TEXT:
Report of the International Whaling Commission (1984)


The distribution of the harbour porpoise Phocoena phocoena (L.). is re-examined using a compilation of all available recent information. Three isolated major populations of this species exist: in the North Pacific, North Atlantic and in the Black Sea-Sea of Azov, distinguishable by differences in morphology and meristic characters. Incorporating the scheme originally proposed by D. B. Yurick in 1977, a provisional series of what appear to be relatively distinct subpopulations within the North Pacific and North Atlantic are delineated. The Black Sea-Sea of Azov population is considered to represent a single population. The proposed North Pacific subpopulations are those of the eastern Bering Sea, south Sea of Okhotsk and coastal waters of northern Japan, and the western seaboard of North America from the Gulf of Alaska to south California. The proposed subpopulations in the North Atlantic region include those of eastern Newfoundland and western Davis Strait, West Greenland, the Gulf and Estuary of the St. Lawrence, southern Nova Scotia to North Carolina, southeast Greenland, Iceland and the Faeroes, Ireland and west Britain, Biscay and the English Channel, the North Sea, the Baltic Sea, the Norwegian coast, Barents Sea-White Sea, the Iberian Atlantic coast, and the West African coast. Factors which appear to segregate these subpopulations include geographical intrusions of land masses or deep ocean basins, migratory patterns, ice fields, and availability of coastal habitat suitable for the species. All proposed subpopulations must be considered provisional, and some degree of interchange is probable: on the other hand there is significant evidence from some areas for year-round residency and localization. All information on direct and indirect recent catches has been assembled, tabulated and discussed. The Baltic Sea and Black Sea-Sea of Azov populations would appear to be in critical condition, and that of the Mediterranean, probably never very large, appears to be virtually extinct. Heavy catches, relative to probable population size, are made from the West Greenland, eastern Newfoundland, North Sea and southern Nova Scotia to North Carolina populations: most mortality is from net fisheries. The only large direct take occurs in coastal waters of West Greenland, now that the Turkish hunt has ceased.

MATERIAL SUPPLIED:
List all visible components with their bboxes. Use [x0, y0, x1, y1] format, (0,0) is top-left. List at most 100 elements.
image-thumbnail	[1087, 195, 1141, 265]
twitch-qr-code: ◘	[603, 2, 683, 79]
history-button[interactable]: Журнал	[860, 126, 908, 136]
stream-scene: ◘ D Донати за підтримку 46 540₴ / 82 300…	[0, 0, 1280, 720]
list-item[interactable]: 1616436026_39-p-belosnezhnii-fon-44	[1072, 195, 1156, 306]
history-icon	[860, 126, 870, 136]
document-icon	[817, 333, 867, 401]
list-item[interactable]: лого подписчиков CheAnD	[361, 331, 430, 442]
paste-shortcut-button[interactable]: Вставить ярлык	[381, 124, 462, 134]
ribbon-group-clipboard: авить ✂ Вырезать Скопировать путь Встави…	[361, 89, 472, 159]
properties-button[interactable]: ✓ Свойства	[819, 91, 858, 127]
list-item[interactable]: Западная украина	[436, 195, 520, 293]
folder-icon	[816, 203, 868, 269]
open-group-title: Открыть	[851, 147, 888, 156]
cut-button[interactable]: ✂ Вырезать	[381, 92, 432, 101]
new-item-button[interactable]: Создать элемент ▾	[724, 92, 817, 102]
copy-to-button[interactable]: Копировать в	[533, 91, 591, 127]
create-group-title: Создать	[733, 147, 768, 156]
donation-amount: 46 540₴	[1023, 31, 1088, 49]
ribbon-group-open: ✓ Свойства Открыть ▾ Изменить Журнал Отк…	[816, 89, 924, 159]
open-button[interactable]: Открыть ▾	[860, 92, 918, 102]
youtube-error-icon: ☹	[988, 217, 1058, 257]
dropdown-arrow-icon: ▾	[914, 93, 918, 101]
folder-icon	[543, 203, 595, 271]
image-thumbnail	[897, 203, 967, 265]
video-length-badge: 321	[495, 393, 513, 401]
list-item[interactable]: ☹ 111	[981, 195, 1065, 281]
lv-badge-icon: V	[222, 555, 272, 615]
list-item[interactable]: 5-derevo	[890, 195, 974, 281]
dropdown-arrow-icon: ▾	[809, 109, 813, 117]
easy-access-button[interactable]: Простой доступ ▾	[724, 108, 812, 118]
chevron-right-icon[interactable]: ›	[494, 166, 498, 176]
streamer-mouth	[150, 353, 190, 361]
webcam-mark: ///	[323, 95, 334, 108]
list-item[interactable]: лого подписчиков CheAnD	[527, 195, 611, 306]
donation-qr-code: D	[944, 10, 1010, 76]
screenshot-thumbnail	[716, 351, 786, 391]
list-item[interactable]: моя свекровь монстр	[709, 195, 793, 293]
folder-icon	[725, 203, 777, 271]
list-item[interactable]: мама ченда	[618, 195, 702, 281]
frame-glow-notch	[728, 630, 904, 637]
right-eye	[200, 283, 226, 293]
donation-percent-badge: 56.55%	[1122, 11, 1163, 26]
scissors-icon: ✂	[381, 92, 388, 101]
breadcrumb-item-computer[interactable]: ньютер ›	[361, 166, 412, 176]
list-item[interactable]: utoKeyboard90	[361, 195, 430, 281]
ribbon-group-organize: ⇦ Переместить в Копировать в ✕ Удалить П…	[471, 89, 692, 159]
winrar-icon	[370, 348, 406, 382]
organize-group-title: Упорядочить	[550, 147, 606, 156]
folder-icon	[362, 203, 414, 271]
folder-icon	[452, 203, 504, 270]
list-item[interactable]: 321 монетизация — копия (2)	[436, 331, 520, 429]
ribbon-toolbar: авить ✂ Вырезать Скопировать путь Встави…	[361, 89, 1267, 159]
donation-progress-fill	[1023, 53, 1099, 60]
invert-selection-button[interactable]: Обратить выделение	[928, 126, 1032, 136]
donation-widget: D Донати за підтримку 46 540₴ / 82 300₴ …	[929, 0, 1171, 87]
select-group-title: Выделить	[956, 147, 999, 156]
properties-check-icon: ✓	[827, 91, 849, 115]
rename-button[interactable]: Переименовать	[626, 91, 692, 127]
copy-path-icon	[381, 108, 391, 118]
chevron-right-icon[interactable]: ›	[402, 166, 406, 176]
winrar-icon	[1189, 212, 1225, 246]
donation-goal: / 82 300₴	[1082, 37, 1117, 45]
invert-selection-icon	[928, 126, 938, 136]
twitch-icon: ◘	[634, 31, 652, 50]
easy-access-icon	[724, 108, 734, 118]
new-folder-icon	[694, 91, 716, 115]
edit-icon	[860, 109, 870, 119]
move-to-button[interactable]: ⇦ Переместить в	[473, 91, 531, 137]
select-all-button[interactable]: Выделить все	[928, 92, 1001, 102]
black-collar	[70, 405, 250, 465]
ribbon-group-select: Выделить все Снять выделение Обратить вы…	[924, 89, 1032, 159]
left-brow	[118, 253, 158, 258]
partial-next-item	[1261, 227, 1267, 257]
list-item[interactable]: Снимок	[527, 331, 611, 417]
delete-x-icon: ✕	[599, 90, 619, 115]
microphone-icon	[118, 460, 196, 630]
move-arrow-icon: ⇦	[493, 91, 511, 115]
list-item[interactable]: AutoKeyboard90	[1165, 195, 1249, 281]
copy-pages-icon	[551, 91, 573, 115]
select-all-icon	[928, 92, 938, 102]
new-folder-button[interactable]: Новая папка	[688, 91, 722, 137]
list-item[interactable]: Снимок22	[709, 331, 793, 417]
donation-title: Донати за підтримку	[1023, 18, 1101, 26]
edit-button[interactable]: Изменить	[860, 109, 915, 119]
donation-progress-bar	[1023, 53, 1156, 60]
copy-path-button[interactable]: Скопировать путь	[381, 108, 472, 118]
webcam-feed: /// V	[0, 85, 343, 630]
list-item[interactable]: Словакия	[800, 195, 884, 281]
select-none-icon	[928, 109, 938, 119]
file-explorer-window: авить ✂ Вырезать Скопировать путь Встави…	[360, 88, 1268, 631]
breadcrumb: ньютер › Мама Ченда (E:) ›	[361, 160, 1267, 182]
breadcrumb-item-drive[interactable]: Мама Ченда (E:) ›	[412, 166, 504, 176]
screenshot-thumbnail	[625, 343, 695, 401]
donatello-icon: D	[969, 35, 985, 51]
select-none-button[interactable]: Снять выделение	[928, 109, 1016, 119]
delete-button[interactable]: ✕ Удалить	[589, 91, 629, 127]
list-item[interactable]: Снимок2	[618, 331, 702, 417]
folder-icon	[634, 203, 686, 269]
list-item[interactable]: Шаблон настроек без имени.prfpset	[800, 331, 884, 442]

REQUIREMENT A:
Translate this sentence from the porpoise abstract into Spanish: "The Black Sea-Sea of Azov population is considered to represent a single population."
REQUIREMENT B:
According to the porpoise abstract, where does the only large direct take occur?
REQUIREMENT C:
Using the porpoise abstract, explain why the coastal waters of West Greenland are now the site of the only large direct take.
The data are separate material, unrelated to the porpoise abstract.

PROBLEM SOLUTION A:
Se considera que la población del mar Negro-mar de Azov representa una única población.

PROBLEM SOLUTION B:
In the coastal waters of West Greenland.

PROBLEM SOLUTION C:
The Turkish hunt has ceased. That leaves West Greenland's coastal waters as the one place with a large direct take.